> WHAT YOU NEED TO DO
Could you copy every line from the material below in which "Jerzy" appears?
start
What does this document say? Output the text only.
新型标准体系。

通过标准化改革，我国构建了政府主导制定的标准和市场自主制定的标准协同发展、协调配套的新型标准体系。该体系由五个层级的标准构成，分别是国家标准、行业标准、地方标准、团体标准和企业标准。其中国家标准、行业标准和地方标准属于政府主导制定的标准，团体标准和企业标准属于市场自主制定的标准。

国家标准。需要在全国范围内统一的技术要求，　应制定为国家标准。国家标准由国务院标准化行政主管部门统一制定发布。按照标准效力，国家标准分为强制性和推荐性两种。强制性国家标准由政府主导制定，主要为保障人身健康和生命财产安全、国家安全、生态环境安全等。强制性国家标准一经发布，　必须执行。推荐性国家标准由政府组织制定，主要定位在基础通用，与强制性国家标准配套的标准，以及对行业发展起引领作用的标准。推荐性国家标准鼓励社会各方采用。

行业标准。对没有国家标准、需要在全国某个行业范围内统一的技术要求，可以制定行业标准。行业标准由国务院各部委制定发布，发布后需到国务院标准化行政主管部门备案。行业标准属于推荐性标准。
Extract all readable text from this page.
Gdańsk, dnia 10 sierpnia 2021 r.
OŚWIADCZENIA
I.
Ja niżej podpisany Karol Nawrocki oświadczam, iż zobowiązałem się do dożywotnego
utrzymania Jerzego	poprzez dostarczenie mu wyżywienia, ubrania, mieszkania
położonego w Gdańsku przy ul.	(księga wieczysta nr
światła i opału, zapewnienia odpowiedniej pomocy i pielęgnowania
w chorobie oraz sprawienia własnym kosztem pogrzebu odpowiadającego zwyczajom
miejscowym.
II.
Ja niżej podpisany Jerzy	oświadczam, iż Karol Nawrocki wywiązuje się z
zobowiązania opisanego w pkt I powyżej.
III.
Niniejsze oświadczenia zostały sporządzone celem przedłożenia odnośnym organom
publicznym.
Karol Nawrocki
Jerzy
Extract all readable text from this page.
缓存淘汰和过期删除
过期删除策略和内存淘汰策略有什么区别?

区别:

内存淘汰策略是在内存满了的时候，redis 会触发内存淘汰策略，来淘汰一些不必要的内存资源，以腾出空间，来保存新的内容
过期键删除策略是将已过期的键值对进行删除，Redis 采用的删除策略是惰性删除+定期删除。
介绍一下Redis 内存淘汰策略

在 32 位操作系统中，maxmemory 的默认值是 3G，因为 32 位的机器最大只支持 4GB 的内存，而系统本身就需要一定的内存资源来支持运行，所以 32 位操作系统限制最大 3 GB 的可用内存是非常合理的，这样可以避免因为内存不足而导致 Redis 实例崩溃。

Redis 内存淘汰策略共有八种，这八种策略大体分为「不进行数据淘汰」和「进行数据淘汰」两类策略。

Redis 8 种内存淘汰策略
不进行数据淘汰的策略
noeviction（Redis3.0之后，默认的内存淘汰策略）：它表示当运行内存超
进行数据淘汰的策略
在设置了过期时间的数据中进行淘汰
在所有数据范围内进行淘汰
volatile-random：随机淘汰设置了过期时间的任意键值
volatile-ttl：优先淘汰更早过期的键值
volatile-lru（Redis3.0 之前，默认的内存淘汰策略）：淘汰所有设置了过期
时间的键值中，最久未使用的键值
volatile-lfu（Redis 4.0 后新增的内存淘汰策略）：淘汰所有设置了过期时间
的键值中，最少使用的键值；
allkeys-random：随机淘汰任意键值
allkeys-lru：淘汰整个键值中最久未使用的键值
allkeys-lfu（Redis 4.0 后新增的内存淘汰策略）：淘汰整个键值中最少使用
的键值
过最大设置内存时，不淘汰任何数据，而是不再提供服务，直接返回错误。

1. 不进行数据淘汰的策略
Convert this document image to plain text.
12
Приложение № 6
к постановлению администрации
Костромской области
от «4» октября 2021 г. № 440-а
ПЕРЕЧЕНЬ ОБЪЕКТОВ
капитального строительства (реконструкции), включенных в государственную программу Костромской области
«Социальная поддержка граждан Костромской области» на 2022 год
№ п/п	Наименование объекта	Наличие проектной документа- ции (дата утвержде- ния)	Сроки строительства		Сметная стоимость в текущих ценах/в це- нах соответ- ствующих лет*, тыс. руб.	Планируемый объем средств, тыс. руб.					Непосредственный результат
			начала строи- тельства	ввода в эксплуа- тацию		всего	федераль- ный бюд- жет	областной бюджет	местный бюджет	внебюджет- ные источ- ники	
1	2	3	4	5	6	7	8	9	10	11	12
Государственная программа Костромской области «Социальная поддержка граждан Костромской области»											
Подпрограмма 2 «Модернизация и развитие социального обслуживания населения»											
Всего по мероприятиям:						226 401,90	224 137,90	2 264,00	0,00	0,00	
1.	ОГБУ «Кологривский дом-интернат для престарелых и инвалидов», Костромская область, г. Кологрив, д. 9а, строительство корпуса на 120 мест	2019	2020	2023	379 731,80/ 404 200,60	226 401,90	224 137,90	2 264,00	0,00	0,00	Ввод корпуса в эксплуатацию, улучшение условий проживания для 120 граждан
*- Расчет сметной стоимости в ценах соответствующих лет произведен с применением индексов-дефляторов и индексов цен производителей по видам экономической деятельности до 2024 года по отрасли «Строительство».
end
> OUTPUT OF THE TASK
Ja niżej podpisany Jerzy	oświadczam, iż Karol Nawrocki wywiązuje się z
Jerzy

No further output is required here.